→ TASK DIRECTIONS:
In the copy, keep every record exact and leave out all images.

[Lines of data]
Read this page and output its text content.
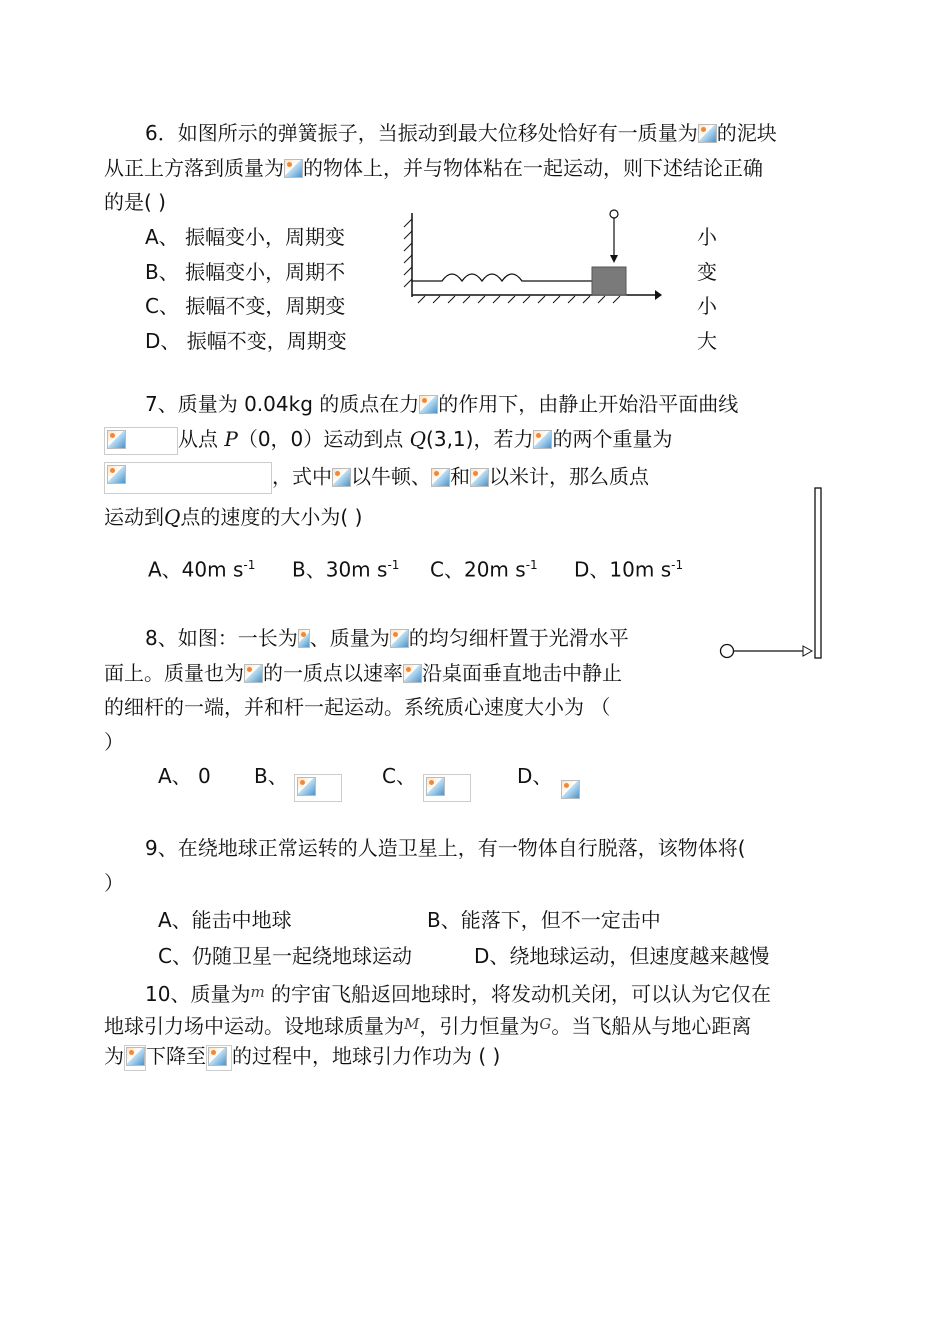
6．如图所示的弹簧振子，当振动到最大位移处恰好有一质量为 的泥块
从正上方落到质量为 的物体上，并与物体粘在一起运动，则下述结论正确
的是( )
A、 振幅变小，周期变
B、 振幅变小，周期不
C、 振幅不变，周期变
D、 振幅不变，周期变
小
变
小
大
7、质量为 0.04kg 的质点在力 的作用下，由静止开始沿平面曲线
从点 P（0，0）运动到点 Q(3,1)，若力 的两个重量为
，式中 以牛顿、 和 以米计，那么质点
运动到Q点的速度的大小为( )
A、40m $s^{-1}$ B、30m $s^{-1}$ C、20m $s^{-1}$ D、10m $s^{-1}$
8、如图：一长为 、质量为 的均匀细杆置于光滑水平
面上。质量也为 的一质点以速率 沿桌面垂直地击中静止
的细杆的一端，并和杆一起运动。系统质心速度大小为 （
）
A、 0 B、	C、	D、
9、在绕地球正常运转的人造卫星上，有一物体自行脱落，该物体将(
）
A、能击中地球	B、能落下，但不一定击中
C、仍随卫星一起绕地球运动	D、绕地球运动，但速度越来越慢
10、质量为$^m$ 的宇宙飞船返回地球时，将发动机关闭，可以认为它仅在
地球引力场中运动。设地球质量为$^M$，引力恒量为$^G$。当飞船从与地心距离
为 下降至 的过程中，地球引力作功为 ( )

→ ANSWER TO THIS EXERCISE:
Read this page and output its text content.
6．如图所示的弹簧振子，当振动到最大位移处恰好有一质量为 的泥块
从正上方落到质量为 的物体上，并与物体粘在一起运动，则下述结论正确
的是( )
A、 振幅变小，周期变
B、 振幅变小，周期不
C、 振幅不变，周期变
D、 振幅不变，周期变
小
变
小
大
7、质量为 0.04kg 的质点在力 的作用下，由静止开始沿平面曲线
从点 P（0，0）运动到点 Q(3,1)，若力 的两个重量为
，式中 以牛顿、 和 以米计，那么质点
运动到Q点的速度的大小为( )
A、40m $s^{-1}$ B、30m $s^{-1}$ C、20m $s^{-1}$ D、10m $s^{-1}$
8、如图：一长为 、质量为 的均匀细杆置于光滑水平
面上。质量也为 的一质点以速率 沿桌面垂直地击中静止
的细杆的一端，并和杆一起运动。系统质心速度大小为 （
）
A、 0 B、	C、	D、
9、在绕地球正常运转的人造卫星上，有一物体自行脱落，该物体将(
）
A、能击中地球	B、能落下，但不一定击中
C、仍随卫星一起绕地球运动	D、绕地球运动，但速度越来越慢
10、质量为$^m$ 的宇宙飞船返回地球时，将发动机关闭，可以认为它仅在
地球引力场中运动。设地球质量为$^M$，引力恒量为$^G$。当飞船从与地心距离
为 下降至 的过程中，地球引力作功为 ( )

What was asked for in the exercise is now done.